→ **Material provided**

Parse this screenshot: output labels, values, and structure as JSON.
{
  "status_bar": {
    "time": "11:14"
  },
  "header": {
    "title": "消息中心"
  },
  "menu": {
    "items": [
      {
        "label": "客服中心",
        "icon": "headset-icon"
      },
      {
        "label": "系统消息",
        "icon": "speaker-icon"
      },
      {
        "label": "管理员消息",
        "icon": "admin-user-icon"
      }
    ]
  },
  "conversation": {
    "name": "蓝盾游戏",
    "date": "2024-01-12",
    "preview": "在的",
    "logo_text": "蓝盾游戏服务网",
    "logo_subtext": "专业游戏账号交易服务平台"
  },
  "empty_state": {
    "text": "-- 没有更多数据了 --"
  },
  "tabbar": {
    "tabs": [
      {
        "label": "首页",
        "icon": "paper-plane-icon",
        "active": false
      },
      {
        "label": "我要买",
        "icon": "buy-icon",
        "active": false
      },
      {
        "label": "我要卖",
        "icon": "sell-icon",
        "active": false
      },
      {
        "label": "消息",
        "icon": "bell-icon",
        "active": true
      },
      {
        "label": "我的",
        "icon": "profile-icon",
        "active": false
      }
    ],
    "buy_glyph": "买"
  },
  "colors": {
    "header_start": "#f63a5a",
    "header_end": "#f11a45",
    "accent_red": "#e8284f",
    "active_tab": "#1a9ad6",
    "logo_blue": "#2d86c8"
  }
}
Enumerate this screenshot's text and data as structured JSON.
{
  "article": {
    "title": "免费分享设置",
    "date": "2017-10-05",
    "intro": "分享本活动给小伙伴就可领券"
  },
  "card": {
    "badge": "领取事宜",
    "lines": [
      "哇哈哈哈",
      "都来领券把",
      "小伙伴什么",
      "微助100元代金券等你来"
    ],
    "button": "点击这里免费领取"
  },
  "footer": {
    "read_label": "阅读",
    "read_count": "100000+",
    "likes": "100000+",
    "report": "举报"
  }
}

→ **What is asked**
How many lines of the listing above include the word "icon"? Reply with the number alone.

→ **Output for this exercise**
8